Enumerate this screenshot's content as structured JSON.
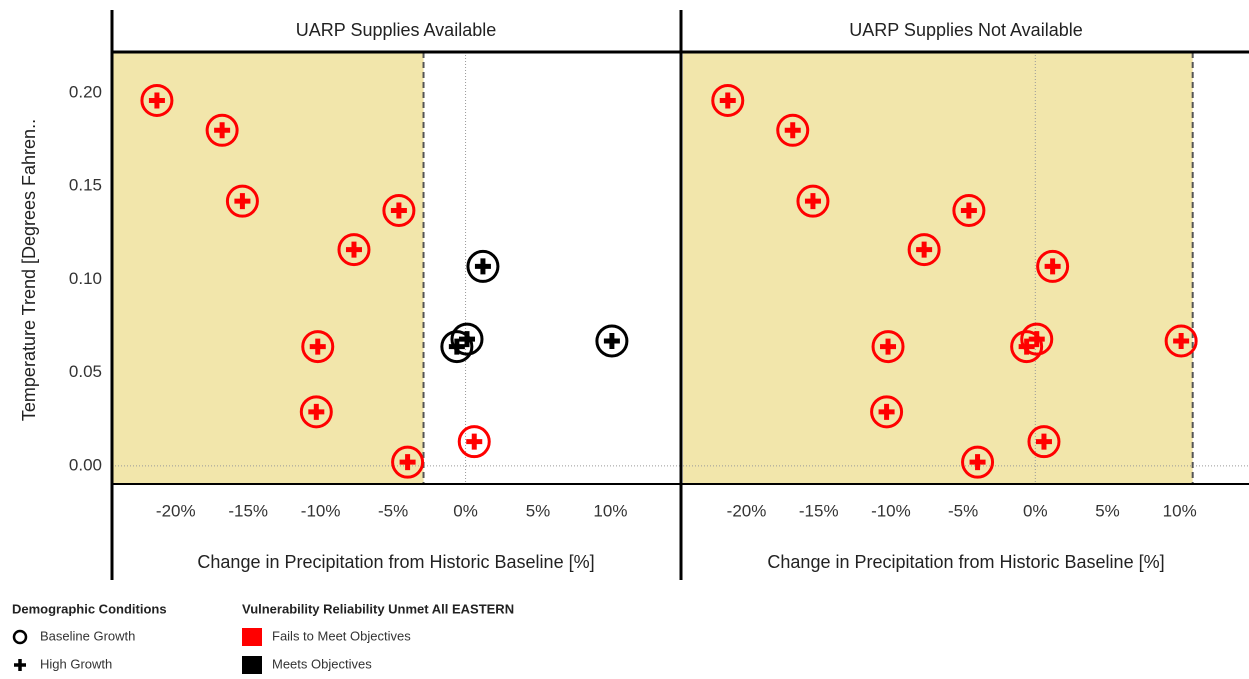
{
  "chart_data": {
    "type": "scatter",
    "y_label": "Temperature Trend [Degrees Fahren..",
    "x_label": "Change in Precipitation from Historic Baseline [%]",
    "xlim": [
      -24.4,
      14.8
    ],
    "ylim": [
      -0.0097,
      0.222
    ],
    "xticks": [
      {
        "value": -20,
        "label": "-20%"
      },
      {
        "value": -15,
        "label": "-15%"
      },
      {
        "value": -10,
        "label": "-10%"
      },
      {
        "value": -5,
        "label": "-5%"
      },
      {
        "value": 0,
        "label": "0%"
      },
      {
        "value": 5,
        "label": "5%"
      },
      {
        "value": 10,
        "label": "10%"
      }
    ],
    "yticks": [
      {
        "value": 0,
        "label": "0.00"
      },
      {
        "value": 0.05,
        "label": "0.05"
      },
      {
        "value": 0.1,
        "label": "0.10"
      },
      {
        "value": 0.15,
        "label": "0.15"
      },
      {
        "value": 0.2,
        "label": "0.20"
      }
    ],
    "zero_lines": true,
    "shade_color": "#f2e6ab",
    "panels": [
      {
        "title": "UARP Supplies Available",
        "shade_to": -2.9,
        "series": [
          {
            "name": "Fails to Meet Objectives",
            "color": "#ff0000",
            "x": [
              -21.3,
              -16.8,
              -15.4,
              -4.6,
              -7.7,
              -10.2,
              -10.3,
              -4.0,
              0.6
            ],
            "y": [
              0.196,
              0.18,
              0.142,
              0.137,
              0.116,
              0.064,
              0.029,
              0.002,
              0.013
            ]
          },
          {
            "name": "Meets Objectives",
            "color": "#000000",
            "x": [
              1.2,
              0.1,
              -0.6,
              10.1
            ],
            "y": [
              0.107,
              0.068,
              0.064,
              0.067
            ]
          }
        ]
      },
      {
        "title": "UARP Supplies Not Available",
        "shade_to": 10.9,
        "series": [
          {
            "name": "Fails to Meet Objectives",
            "color": "#ff0000",
            "x": [
              -21.3,
              -16.8,
              -15.4,
              -4.6,
              -7.7,
              -10.2,
              -10.3,
              -4.0,
              0.6,
              1.2,
              0.1,
              -0.6,
              10.1
            ],
            "y": [
              0.196,
              0.18,
              0.142,
              0.137,
              0.116,
              0.064,
              0.029,
              0.002,
              0.013,
              0.107,
              0.068,
              0.064,
              0.067
            ]
          }
        ]
      }
    ],
    "legend": {
      "shape_title": "Demographic Conditions",
      "shapes": [
        "Baseline Growth",
        "High Growth"
      ],
      "color_title": "Vulnerability Reliability Unmet All EASTERN"
    }
  }
}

**Brief**
State the number of lines in the records that contain the string "Supplies", and nothing more.

**Answer**
2